Direction> Reproduce the entries in full, with no changes.

Provided information>

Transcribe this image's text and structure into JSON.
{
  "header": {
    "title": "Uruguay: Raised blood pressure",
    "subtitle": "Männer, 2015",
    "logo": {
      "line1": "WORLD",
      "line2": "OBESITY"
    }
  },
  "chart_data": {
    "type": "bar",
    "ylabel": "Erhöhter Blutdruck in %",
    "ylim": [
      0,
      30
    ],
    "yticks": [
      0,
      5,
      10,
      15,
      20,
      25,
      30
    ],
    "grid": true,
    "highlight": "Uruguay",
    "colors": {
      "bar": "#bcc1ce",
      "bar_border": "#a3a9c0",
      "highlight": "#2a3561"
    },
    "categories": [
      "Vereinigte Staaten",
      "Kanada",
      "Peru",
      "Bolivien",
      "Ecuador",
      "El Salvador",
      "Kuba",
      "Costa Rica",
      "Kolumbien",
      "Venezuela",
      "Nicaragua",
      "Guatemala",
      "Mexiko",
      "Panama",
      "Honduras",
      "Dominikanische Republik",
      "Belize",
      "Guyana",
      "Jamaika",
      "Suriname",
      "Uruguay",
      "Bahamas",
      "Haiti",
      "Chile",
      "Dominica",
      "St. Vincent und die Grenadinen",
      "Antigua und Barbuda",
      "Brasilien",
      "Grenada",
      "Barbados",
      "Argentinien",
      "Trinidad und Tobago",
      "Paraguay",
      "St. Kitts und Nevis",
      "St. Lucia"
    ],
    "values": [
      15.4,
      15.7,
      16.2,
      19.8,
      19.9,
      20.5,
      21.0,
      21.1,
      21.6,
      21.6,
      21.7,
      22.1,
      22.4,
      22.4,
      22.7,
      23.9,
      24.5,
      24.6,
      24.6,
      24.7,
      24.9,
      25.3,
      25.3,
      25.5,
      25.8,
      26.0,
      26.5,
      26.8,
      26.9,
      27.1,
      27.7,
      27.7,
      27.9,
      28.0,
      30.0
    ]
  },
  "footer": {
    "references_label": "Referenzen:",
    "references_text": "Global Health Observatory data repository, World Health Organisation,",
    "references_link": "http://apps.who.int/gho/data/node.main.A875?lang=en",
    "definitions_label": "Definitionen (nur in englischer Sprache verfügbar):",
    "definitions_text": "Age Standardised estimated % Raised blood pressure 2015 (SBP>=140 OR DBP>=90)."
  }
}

Exercise output>
Transcribe this image's text and structure into JSON.
{
  "header": {
    "title": "Uruguay: Raised blood pressure",
    "subtitle": "Männer, 2015",
    "logo": {
      "line1": "WORLD",
      "line2": "OBESITY"
    }
  },
  "chart_data": {
    "type": "bar",
    "ylabel": "Erhöhter Blutdruck in %",
    "ylim": [
      0,
      30
    ],
    "yticks": [
      0,
      5,
      10,
      15,
      20,
      25,
      30
    ],
    "grid": true,
    "highlight": "Uruguay",
    "colors": {
      "bar": "#bcc1ce",
      "bar_border": "#a3a9c0",
      "highlight": "#2a3561"
    },
    "categories": [
      "Vereinigte Staaten",
      "Kanada",
      "Peru",
      "Bolivien",
      "Ecuador",
      "El Salvador",
      "Kuba",
      "Costa Rica",
      "Kolumbien",
      "Venezuela",
      "Nicaragua",
      "Guatemala",
      "Mexiko",
      "Panama",
      "Honduras",
      "Dominikanische Republik",
      "Belize",
      "Guyana",
      "Jamaika",
      "Suriname",
      "Uruguay",
      "Bahamas",
      "Haiti",
      "Chile",
      "Dominica",
      "St. Vincent und die Grenadinen",
      "Antigua und Barbuda",
      "Brasilien",
      "Grenada",
      "Barbados",
      "Argentinien",
      "Trinidad und Tobago",
      "Paraguay",
      "St. Kitts und Nevis",
      "St. Lucia"
    ],
    "values": [
      15.4,
      15.7,
      16.2,
      19.8,
      19.9,
      20.5,
      21.0,
      21.1,
      21.6,
      21.6,
      21.7,
      22.1,
      22.4,
      22.4,
      22.7,
      23.9,
      24.5,
      24.6,
      24.6,
      24.7,
      24.9,
      25.3,
      25.3,
      25.5,
      25.8,
      26.0,
      26.5,
      26.8,
      26.9,
      27.1,
      27.7,
      27.7,
      27.9,
      28.0,
      30.0
    ]
  },
  "footer": {
    "references_label": "Referenzen:",
    "references_text": "Global Health Observatory data repository, World Health Organisation,",
    "references_link": "http://apps.who.int/gho/data/node.main.A875?lang=en",
    "definitions_label": "Definitionen (nur in englischer Sprache verfügbar):",
    "definitions_text": "Age Standardised estimated % Raised blood pressure 2015 (SBP>=140 OR DBP>=90)."
  }
}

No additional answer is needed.